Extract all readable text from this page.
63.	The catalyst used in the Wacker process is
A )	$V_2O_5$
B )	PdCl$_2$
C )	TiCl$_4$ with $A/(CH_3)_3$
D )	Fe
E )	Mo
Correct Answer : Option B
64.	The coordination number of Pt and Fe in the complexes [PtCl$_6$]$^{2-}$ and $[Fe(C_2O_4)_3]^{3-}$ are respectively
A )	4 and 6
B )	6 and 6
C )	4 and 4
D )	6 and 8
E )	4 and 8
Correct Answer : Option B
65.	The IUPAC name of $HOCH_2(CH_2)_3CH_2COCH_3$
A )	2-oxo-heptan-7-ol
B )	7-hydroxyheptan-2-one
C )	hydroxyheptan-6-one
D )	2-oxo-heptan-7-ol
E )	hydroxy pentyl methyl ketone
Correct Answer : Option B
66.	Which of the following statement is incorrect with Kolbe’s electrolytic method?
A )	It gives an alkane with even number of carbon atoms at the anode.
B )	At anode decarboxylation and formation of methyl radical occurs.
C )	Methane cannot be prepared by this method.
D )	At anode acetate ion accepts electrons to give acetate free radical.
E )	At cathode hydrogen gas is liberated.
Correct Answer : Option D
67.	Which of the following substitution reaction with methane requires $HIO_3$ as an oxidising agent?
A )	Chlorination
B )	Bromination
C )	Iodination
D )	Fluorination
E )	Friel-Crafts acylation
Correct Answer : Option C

* * * * *

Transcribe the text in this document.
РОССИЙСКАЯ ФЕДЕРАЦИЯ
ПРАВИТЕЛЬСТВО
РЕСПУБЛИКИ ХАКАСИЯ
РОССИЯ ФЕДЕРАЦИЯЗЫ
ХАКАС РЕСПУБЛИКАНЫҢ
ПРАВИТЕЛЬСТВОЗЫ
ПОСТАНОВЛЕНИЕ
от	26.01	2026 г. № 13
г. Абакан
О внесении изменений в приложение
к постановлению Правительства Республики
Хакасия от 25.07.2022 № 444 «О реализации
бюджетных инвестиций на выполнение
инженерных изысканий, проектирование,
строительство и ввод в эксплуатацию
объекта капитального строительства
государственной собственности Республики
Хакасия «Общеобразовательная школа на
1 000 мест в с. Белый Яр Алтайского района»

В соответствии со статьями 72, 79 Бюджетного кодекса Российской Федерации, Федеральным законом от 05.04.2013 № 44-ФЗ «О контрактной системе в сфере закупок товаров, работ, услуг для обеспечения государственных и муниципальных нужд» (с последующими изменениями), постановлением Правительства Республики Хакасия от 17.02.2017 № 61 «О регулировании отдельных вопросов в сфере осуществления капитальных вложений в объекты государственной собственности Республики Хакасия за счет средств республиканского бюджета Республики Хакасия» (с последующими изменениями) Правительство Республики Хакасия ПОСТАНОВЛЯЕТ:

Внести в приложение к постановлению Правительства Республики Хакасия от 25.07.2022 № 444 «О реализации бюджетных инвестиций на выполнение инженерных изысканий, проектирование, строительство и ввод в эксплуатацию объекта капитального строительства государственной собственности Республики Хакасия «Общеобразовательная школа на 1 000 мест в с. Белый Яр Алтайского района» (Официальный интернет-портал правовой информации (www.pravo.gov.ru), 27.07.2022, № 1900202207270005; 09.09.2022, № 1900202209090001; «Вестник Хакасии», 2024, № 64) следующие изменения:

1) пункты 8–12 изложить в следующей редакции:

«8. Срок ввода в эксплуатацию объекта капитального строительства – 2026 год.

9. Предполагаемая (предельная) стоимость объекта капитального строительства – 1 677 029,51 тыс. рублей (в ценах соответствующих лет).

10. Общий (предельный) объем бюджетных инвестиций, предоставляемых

* * * * *

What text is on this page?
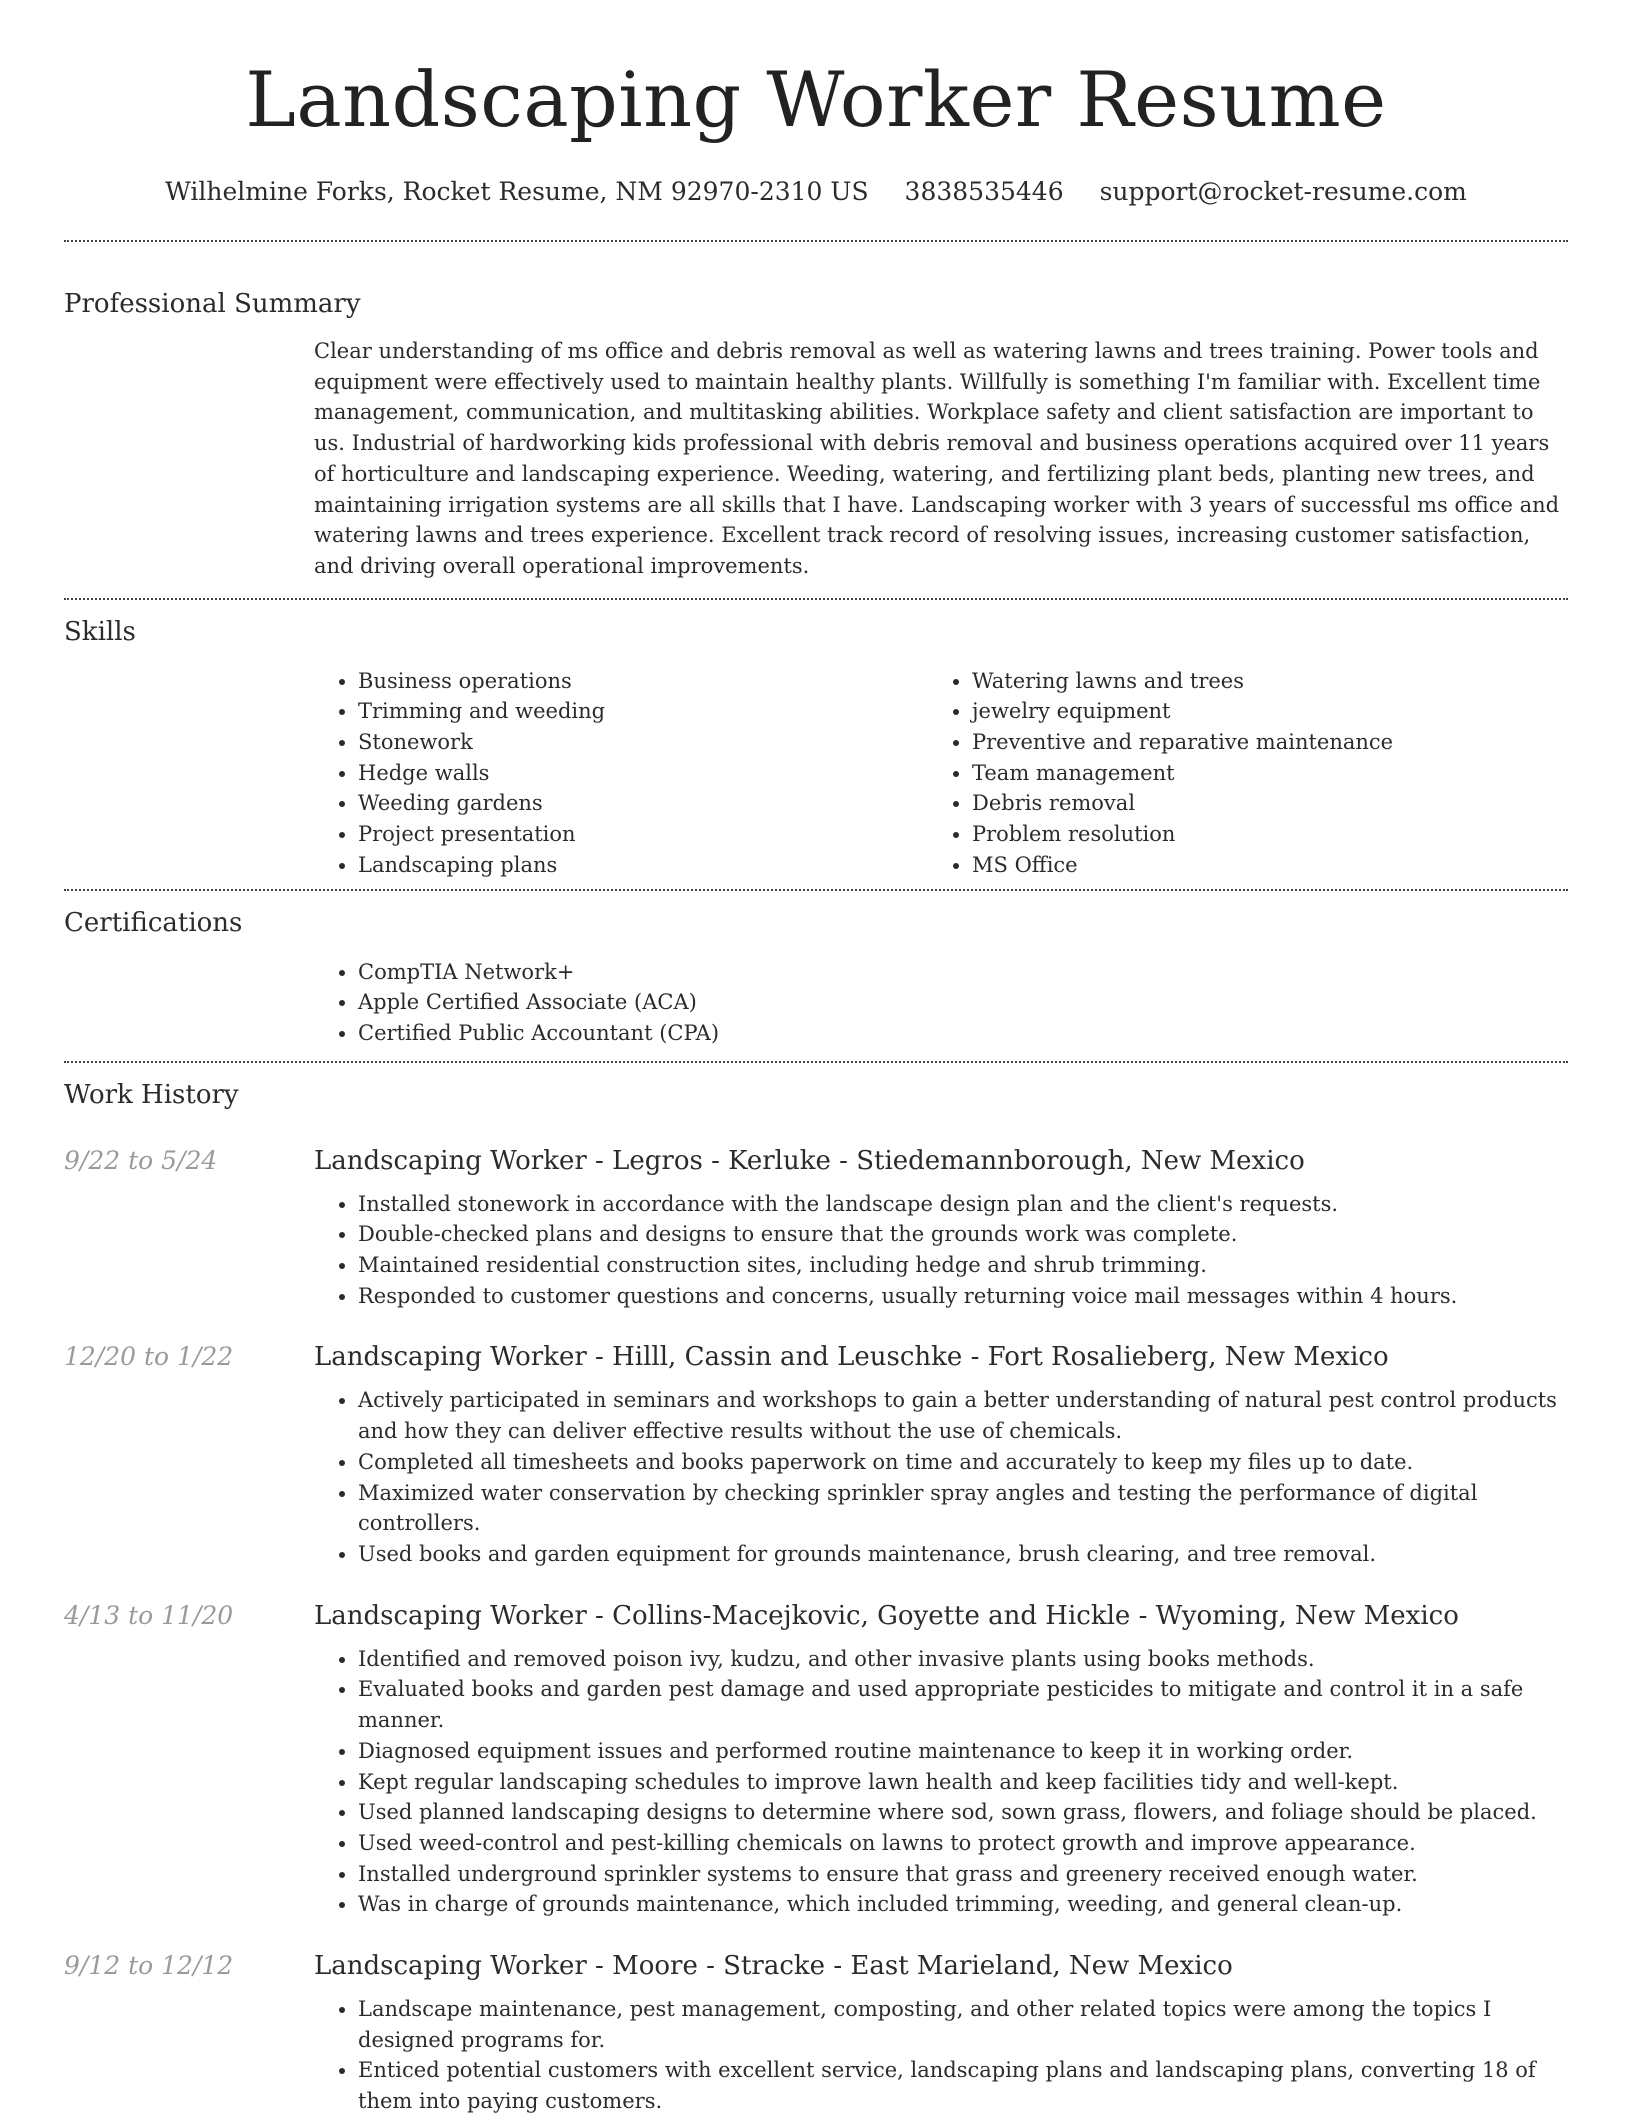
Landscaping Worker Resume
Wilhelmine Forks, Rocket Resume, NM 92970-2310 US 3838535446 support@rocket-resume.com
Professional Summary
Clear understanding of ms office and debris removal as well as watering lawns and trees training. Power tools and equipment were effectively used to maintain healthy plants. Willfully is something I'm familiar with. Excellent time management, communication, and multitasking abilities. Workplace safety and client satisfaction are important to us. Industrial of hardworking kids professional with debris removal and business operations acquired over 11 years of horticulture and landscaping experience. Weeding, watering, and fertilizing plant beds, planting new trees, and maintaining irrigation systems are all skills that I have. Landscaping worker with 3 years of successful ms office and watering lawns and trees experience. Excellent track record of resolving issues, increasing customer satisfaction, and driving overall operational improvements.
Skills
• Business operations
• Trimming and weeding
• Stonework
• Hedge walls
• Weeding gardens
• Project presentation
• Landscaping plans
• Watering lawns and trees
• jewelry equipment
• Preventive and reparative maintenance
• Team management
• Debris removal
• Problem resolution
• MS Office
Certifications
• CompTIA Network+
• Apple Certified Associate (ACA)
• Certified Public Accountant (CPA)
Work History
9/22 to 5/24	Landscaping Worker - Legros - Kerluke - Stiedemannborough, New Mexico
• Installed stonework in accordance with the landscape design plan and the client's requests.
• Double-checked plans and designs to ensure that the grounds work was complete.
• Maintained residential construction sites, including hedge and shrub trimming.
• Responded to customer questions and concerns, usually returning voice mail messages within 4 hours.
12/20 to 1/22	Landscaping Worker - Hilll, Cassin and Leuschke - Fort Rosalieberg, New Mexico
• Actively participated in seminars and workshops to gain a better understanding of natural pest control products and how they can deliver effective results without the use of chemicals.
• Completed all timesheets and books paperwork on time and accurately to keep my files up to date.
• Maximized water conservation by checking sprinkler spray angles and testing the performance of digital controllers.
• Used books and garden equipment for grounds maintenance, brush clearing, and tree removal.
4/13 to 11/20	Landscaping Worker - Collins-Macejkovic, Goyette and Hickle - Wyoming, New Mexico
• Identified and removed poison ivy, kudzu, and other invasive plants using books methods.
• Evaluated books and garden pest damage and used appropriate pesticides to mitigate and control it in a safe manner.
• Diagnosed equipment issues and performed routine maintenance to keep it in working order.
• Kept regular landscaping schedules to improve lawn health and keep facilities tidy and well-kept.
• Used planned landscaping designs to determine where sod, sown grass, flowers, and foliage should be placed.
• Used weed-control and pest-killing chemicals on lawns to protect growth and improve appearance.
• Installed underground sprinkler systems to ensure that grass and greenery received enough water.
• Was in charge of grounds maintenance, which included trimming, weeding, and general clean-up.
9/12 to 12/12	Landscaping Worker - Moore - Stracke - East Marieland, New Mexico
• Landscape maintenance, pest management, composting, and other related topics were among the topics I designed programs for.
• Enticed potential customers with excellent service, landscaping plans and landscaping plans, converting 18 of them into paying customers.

* * * * *

— Aim of the exercise —
Take every line that includes the string "grass" and copy it.

— Reply —
• Used planned landscaping designs to determine where sod, sown grass, flowers, and foliage should be placed.
• Installed underground sprinkler systems to ensure that grass and greenery received enough water.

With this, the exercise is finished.